PROBLEM STATEMENT: Where a line contains the word "select", copy that line.

INPUT:
╔══
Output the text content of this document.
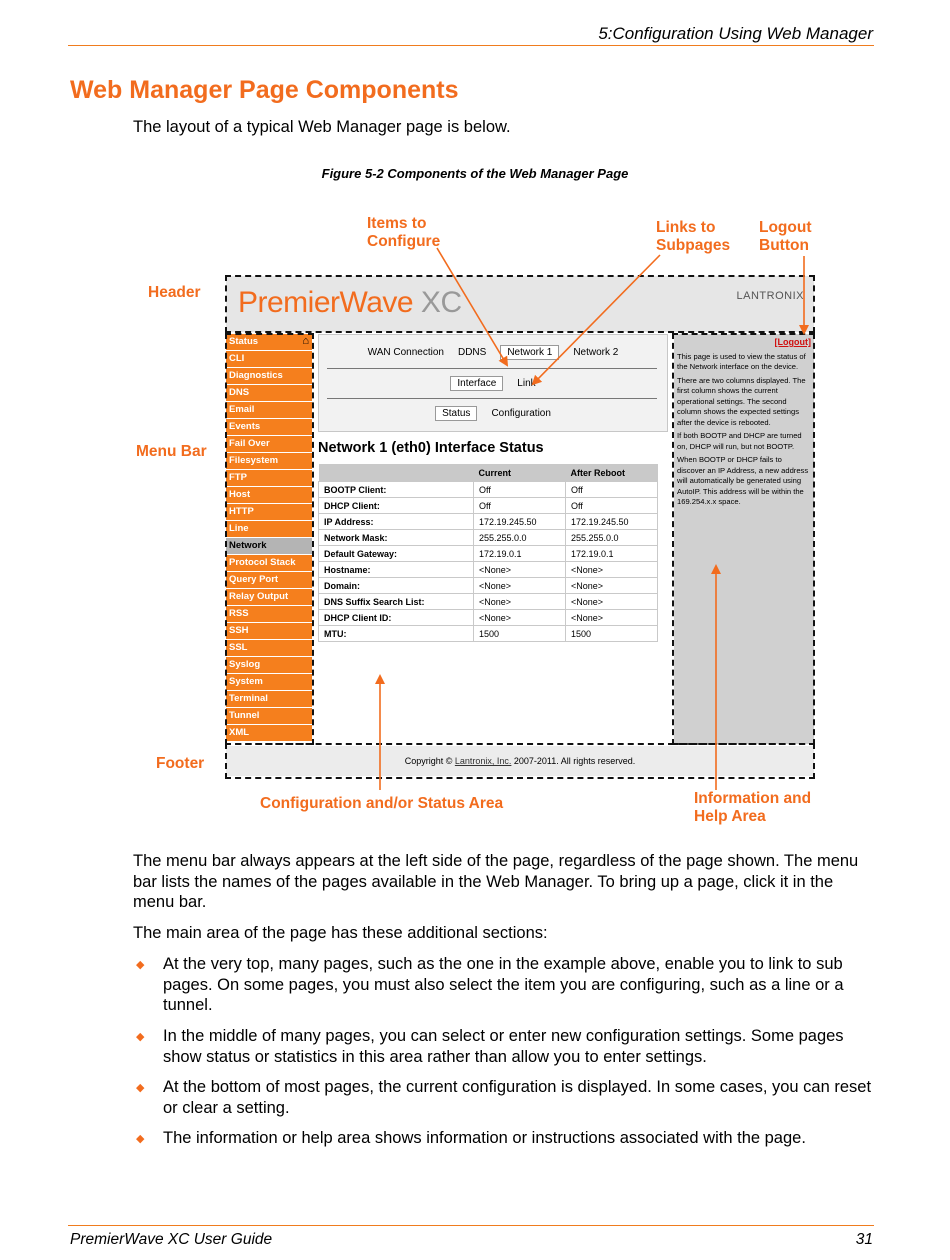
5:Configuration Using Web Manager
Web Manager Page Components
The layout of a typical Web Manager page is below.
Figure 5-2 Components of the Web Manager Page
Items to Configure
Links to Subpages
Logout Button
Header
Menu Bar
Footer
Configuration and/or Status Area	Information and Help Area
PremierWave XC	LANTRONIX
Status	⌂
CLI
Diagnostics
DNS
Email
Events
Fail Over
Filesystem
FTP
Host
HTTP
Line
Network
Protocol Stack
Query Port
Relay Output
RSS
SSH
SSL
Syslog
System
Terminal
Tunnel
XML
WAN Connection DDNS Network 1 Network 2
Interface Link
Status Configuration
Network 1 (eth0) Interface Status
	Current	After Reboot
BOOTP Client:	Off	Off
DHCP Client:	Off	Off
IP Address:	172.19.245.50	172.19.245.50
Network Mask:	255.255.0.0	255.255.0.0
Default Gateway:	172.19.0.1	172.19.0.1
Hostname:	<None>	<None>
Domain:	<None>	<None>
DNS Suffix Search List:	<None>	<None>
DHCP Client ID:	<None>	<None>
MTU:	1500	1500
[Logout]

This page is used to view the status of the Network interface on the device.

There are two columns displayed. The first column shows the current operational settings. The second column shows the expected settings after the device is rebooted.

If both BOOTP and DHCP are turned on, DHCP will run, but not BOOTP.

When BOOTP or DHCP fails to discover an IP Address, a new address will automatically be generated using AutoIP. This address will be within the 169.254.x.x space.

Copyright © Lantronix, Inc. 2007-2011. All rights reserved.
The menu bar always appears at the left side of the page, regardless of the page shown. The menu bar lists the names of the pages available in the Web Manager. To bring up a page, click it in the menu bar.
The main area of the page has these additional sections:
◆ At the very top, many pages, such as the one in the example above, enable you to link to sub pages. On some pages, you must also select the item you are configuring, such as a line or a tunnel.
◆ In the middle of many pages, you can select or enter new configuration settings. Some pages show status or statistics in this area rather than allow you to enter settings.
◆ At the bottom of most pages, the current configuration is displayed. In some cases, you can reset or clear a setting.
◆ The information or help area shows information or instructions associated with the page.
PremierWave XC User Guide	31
╚══
╔══
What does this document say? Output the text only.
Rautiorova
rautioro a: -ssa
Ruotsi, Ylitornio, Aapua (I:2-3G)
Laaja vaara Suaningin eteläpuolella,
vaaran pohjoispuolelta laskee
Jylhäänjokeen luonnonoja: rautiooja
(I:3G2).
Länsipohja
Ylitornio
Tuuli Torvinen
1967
╚══
╔══
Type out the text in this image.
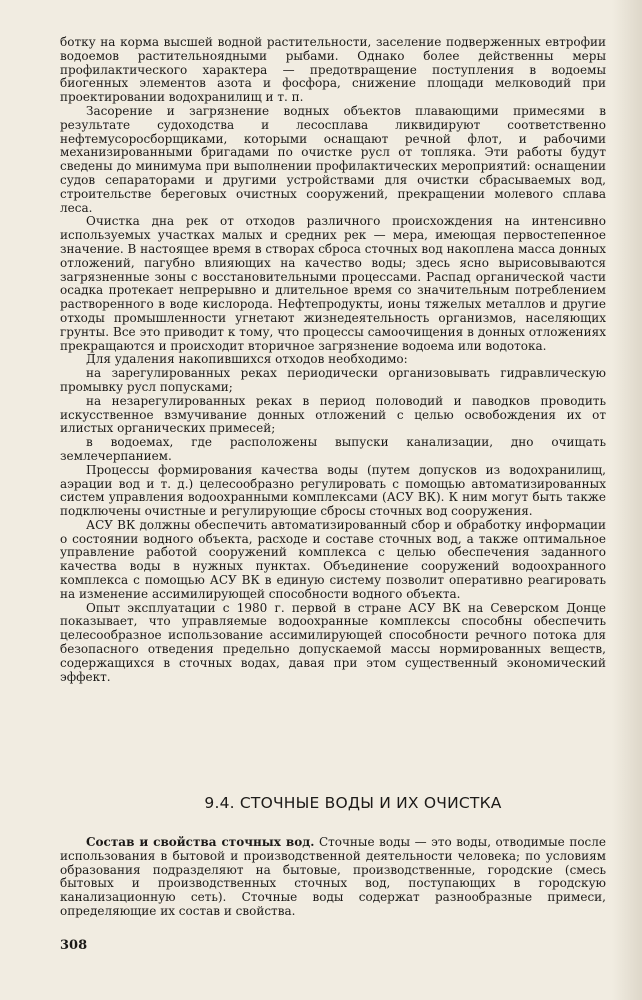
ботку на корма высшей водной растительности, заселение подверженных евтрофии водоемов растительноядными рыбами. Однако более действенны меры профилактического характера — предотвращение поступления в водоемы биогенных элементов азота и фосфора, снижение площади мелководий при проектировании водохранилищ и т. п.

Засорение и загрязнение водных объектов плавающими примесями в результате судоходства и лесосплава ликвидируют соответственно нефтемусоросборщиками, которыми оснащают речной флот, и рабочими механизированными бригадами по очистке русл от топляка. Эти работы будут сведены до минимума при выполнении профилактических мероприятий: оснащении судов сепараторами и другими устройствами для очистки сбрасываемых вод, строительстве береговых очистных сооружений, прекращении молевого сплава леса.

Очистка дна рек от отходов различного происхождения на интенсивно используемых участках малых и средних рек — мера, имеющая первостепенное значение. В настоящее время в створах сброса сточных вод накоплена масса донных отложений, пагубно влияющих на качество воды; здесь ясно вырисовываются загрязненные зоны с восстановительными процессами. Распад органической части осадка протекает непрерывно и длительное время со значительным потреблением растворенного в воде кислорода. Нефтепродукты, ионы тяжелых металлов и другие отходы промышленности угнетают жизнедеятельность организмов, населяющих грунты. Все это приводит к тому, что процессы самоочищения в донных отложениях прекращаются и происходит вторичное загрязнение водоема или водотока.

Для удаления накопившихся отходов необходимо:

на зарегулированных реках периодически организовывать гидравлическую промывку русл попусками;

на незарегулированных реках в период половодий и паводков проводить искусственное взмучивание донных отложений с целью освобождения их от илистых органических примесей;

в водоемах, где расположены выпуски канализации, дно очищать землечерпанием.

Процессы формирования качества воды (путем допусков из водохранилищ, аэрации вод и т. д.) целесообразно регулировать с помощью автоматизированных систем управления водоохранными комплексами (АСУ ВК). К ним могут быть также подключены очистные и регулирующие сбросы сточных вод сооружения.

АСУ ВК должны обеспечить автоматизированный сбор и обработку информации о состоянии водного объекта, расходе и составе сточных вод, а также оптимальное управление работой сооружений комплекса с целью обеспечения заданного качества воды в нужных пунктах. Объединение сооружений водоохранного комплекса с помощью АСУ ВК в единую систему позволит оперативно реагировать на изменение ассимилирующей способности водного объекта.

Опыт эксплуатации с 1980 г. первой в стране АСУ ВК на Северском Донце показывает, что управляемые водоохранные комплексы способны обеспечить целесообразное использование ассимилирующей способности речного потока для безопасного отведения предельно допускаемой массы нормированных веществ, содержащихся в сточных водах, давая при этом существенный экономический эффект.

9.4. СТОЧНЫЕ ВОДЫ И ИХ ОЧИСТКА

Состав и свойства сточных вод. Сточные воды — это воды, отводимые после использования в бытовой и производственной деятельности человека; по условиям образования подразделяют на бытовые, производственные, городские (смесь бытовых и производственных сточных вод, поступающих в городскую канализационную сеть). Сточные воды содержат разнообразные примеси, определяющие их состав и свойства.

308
╚══
RESPONSE TO THIS EXERCISE:
◆ At the very top, many pages, such as the one in the example above, enable you to link to sub pages. On some pages, you must also select the item you are configuring, such as a line or a tunnel.
◆ In the middle of many pages, you can select or enter new configuration settings. Some pages show status or statistics in this area rather than allow you to enter settings.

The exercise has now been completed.